:: Task details ::
Gather, from the data below, each line in which the word "this" occurs.

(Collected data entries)
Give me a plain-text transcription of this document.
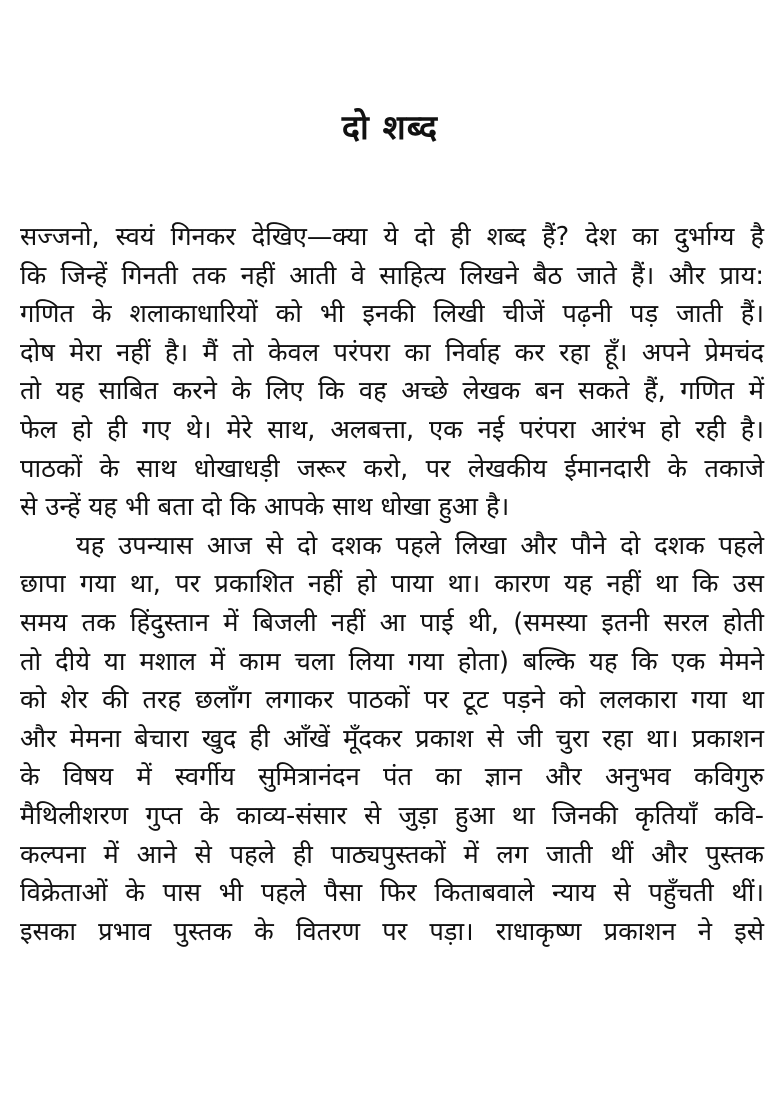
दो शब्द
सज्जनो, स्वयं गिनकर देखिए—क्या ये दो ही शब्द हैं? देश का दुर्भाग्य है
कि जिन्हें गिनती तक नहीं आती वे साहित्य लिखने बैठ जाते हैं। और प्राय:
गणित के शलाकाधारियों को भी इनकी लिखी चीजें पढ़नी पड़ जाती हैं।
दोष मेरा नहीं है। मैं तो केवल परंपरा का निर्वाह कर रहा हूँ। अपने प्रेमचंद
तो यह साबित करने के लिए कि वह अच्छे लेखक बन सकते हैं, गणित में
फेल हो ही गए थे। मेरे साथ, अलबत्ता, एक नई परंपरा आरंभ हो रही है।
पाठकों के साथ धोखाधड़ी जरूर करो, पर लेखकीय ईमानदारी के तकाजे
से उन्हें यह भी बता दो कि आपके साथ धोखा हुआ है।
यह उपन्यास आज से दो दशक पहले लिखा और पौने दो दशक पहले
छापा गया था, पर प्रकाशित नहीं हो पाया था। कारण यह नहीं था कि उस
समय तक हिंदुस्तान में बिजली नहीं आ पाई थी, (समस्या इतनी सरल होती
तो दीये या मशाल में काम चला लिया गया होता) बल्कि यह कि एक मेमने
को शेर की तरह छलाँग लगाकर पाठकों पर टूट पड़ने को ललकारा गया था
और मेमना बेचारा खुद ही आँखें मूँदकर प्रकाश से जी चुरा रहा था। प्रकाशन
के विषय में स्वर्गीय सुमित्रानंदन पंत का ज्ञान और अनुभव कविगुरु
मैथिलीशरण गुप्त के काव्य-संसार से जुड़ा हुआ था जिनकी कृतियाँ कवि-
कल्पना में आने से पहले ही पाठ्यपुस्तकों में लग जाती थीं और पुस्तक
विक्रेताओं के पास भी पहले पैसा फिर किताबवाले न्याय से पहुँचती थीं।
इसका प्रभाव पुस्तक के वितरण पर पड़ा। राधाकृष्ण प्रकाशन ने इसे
...
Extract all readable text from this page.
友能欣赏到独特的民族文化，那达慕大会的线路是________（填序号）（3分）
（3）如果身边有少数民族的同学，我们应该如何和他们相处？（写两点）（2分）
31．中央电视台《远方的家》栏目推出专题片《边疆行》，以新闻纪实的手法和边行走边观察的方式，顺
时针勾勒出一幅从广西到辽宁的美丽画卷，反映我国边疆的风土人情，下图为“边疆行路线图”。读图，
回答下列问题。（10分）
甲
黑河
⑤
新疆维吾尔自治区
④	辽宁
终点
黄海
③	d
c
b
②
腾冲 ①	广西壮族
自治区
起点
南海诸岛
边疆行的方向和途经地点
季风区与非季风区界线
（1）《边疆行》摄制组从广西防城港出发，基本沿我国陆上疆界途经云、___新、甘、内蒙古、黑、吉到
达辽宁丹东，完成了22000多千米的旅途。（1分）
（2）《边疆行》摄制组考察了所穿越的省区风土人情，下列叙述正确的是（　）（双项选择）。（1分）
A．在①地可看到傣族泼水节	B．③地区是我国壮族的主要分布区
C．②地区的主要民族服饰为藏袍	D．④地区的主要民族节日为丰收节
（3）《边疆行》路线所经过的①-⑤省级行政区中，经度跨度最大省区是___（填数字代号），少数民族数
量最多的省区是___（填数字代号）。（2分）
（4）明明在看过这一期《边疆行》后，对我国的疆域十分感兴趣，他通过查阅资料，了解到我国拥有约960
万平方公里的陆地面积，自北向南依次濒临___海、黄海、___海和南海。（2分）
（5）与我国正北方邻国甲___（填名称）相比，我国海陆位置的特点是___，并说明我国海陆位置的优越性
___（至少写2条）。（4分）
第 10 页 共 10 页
...
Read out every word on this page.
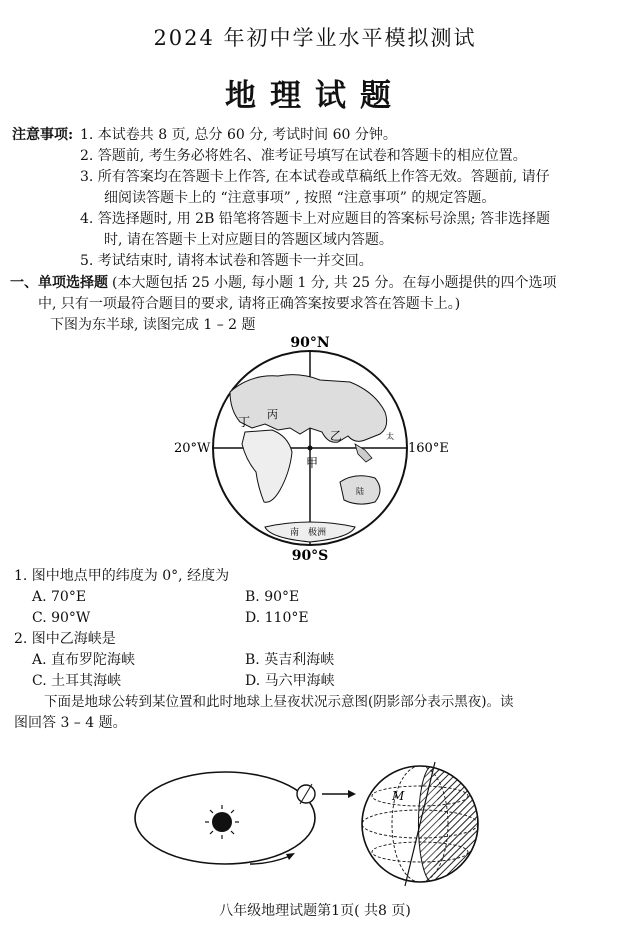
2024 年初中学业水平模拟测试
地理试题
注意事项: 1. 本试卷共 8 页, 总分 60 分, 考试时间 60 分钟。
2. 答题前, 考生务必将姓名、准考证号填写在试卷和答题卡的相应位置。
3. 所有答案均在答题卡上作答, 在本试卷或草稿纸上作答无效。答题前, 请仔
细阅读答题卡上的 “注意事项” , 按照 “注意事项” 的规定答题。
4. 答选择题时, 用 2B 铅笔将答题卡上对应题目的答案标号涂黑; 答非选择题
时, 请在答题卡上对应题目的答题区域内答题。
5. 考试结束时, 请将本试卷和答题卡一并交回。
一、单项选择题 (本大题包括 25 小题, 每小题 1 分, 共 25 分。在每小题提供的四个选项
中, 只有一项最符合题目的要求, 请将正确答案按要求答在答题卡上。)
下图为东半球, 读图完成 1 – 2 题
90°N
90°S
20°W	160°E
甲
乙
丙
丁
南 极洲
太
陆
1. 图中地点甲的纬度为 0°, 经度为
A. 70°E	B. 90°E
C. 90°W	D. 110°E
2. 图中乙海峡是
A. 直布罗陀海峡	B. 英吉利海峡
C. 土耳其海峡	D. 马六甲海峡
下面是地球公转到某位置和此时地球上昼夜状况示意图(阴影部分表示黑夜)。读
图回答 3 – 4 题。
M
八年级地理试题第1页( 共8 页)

:: The completed task ::
Give me a plain-text transcription of this document.
Extract all readable text from this page.
Read out every word on this page.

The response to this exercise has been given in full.